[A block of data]
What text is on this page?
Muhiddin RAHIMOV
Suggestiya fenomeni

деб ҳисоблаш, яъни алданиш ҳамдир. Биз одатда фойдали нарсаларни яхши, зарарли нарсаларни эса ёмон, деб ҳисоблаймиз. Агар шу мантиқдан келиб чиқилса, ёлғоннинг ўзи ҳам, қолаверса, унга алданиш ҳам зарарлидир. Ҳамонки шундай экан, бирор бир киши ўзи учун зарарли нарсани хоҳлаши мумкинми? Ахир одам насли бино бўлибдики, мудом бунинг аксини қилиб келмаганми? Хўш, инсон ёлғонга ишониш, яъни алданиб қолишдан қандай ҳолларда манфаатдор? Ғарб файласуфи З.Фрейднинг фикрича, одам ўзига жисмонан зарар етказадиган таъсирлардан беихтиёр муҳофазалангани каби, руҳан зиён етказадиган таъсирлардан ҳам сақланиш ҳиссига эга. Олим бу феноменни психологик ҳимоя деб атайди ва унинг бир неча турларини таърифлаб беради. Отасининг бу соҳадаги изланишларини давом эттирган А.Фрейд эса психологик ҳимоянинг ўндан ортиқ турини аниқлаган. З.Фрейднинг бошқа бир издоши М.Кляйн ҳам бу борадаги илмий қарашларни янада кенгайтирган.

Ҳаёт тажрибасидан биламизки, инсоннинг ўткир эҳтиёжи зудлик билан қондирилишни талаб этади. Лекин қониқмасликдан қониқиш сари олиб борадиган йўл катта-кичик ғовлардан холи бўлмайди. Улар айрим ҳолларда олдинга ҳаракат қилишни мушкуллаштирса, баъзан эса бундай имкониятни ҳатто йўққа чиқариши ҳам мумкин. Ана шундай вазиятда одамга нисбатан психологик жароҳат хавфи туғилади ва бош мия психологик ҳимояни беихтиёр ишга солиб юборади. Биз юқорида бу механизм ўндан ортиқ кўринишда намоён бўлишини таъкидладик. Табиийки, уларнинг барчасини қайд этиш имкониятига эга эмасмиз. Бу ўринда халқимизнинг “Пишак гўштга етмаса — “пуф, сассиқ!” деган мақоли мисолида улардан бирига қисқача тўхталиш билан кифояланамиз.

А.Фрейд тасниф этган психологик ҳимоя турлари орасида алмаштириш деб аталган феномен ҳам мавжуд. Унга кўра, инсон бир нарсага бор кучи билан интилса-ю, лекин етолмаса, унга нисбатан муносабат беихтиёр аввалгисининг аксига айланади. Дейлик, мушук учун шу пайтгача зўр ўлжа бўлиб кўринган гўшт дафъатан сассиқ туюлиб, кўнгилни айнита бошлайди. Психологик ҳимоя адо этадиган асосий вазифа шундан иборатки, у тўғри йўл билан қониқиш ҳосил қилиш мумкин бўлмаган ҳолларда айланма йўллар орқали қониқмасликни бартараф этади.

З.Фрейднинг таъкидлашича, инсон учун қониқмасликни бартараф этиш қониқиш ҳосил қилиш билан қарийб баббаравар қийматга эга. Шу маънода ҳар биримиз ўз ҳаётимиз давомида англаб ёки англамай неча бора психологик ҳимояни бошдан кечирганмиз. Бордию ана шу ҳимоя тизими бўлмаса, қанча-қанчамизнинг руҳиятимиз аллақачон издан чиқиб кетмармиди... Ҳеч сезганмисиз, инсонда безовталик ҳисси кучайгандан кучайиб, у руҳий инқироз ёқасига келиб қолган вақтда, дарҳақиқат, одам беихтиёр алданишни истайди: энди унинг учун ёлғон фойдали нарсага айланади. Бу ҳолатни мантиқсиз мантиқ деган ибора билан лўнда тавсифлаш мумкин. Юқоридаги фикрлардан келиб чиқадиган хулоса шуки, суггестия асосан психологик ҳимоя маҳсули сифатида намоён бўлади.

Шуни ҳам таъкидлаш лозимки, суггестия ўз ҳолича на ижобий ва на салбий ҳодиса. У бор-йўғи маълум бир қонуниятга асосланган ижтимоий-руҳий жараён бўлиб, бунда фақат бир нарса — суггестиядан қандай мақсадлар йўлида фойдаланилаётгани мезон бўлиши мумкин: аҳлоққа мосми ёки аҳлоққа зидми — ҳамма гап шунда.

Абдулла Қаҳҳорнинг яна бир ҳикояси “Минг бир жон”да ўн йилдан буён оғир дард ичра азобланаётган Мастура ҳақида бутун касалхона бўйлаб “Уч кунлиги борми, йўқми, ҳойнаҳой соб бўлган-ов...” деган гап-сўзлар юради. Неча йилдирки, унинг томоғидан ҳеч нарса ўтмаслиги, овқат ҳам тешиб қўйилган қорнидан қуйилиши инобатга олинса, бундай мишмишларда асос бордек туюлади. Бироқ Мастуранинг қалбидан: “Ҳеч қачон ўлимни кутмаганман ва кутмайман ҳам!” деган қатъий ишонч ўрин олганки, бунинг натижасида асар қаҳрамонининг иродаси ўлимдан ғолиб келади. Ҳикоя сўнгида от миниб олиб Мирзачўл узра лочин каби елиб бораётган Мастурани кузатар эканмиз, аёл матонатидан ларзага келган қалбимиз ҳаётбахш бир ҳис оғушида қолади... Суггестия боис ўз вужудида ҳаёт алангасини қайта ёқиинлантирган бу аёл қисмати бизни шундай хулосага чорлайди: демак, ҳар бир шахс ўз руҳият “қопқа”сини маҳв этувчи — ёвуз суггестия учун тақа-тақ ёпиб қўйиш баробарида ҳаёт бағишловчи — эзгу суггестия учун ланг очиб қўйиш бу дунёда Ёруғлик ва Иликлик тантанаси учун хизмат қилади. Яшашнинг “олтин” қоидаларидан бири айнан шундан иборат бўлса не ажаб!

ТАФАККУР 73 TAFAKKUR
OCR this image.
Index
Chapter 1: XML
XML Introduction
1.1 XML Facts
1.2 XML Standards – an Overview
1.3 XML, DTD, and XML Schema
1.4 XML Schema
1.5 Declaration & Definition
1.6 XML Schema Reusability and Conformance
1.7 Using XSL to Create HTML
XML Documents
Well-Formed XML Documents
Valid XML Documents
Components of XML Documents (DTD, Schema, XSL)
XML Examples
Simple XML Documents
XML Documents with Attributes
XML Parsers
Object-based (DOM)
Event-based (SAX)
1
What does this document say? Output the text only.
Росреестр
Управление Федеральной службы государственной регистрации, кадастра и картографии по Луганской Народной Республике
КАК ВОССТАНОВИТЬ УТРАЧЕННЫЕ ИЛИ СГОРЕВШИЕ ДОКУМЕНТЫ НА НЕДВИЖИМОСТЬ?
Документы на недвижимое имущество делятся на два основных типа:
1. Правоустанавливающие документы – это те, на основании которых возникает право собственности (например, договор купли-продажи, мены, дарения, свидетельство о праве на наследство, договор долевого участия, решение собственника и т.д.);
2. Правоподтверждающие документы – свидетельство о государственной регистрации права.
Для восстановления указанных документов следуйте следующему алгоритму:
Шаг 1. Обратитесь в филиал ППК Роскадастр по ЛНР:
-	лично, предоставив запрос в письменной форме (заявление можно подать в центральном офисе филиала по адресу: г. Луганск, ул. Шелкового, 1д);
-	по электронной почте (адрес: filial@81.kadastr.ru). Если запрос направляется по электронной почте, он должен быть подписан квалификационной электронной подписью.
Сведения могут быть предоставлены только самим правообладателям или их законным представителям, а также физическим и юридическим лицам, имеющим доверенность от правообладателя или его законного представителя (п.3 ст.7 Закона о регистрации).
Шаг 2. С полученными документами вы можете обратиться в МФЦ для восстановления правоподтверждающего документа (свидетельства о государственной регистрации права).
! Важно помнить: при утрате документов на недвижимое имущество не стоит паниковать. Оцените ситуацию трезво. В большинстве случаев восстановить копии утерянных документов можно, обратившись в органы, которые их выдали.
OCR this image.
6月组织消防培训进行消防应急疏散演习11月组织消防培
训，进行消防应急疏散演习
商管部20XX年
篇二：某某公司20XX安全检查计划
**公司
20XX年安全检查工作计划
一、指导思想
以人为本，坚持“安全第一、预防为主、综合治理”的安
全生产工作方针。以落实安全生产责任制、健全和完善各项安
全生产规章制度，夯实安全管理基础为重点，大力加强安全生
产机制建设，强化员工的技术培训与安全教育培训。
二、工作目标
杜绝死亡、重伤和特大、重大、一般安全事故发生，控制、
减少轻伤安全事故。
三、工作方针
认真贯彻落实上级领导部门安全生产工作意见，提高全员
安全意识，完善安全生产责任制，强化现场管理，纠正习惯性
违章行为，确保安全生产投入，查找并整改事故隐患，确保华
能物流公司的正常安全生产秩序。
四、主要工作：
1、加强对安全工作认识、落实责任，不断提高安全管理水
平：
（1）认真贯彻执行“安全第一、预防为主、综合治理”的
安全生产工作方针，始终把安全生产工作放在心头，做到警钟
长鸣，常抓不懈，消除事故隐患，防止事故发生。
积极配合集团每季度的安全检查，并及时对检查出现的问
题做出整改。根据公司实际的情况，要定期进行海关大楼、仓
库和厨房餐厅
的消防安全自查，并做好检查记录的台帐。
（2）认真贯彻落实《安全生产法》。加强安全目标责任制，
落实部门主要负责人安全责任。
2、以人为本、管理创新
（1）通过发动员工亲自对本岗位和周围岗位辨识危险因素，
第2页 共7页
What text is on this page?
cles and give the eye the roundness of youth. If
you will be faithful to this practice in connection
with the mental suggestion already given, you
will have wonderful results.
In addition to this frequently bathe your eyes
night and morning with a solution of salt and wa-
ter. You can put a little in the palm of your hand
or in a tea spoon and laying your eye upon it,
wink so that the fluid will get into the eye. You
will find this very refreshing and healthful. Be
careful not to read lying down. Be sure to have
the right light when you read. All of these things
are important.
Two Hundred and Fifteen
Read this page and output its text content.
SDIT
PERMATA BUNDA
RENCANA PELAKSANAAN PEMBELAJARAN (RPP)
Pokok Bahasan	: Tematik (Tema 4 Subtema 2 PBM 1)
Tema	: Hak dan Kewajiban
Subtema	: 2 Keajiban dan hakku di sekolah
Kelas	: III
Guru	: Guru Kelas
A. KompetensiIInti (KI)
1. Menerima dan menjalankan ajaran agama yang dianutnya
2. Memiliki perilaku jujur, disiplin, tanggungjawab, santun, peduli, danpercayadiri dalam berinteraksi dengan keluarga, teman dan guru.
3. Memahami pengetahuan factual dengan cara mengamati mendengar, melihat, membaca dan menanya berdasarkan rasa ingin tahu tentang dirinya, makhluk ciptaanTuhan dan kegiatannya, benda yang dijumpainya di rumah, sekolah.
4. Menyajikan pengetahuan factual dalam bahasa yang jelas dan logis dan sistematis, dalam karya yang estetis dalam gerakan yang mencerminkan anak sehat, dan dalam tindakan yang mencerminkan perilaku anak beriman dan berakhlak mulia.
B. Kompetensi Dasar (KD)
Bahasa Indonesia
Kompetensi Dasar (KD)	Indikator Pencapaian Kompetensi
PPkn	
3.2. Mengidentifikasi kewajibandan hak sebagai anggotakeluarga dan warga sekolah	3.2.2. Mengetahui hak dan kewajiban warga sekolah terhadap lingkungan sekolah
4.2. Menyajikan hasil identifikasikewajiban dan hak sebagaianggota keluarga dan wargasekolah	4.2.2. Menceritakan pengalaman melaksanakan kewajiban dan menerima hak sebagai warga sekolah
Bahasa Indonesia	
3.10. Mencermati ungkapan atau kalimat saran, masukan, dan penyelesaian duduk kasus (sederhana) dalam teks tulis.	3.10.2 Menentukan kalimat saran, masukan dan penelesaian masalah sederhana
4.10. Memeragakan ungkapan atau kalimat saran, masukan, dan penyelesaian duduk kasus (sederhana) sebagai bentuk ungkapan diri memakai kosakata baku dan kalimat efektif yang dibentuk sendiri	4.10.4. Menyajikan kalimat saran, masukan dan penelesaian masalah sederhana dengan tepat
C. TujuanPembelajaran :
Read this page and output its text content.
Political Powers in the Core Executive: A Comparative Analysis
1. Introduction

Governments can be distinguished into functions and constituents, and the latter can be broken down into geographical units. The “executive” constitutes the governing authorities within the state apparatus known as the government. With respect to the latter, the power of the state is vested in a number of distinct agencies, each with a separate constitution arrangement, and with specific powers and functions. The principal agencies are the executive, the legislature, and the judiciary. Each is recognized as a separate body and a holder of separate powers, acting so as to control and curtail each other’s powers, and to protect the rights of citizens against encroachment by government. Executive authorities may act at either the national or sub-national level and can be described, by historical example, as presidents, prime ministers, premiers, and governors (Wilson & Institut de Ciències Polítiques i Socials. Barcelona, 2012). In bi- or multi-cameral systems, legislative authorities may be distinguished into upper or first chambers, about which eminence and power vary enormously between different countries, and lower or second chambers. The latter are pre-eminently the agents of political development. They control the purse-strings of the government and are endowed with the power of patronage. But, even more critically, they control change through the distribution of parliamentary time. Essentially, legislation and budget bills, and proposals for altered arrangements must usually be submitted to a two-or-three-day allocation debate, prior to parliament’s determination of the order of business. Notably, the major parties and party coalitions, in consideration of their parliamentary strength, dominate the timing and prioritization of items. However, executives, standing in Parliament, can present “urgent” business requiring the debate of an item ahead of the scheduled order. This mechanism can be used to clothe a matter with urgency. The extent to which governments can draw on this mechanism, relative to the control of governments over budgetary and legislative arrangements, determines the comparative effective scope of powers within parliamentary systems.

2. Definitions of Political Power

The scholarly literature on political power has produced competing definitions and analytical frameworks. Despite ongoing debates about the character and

### Problem description
Give solely the number of lines in the data that contain the string "into".

### Solution to this problem
2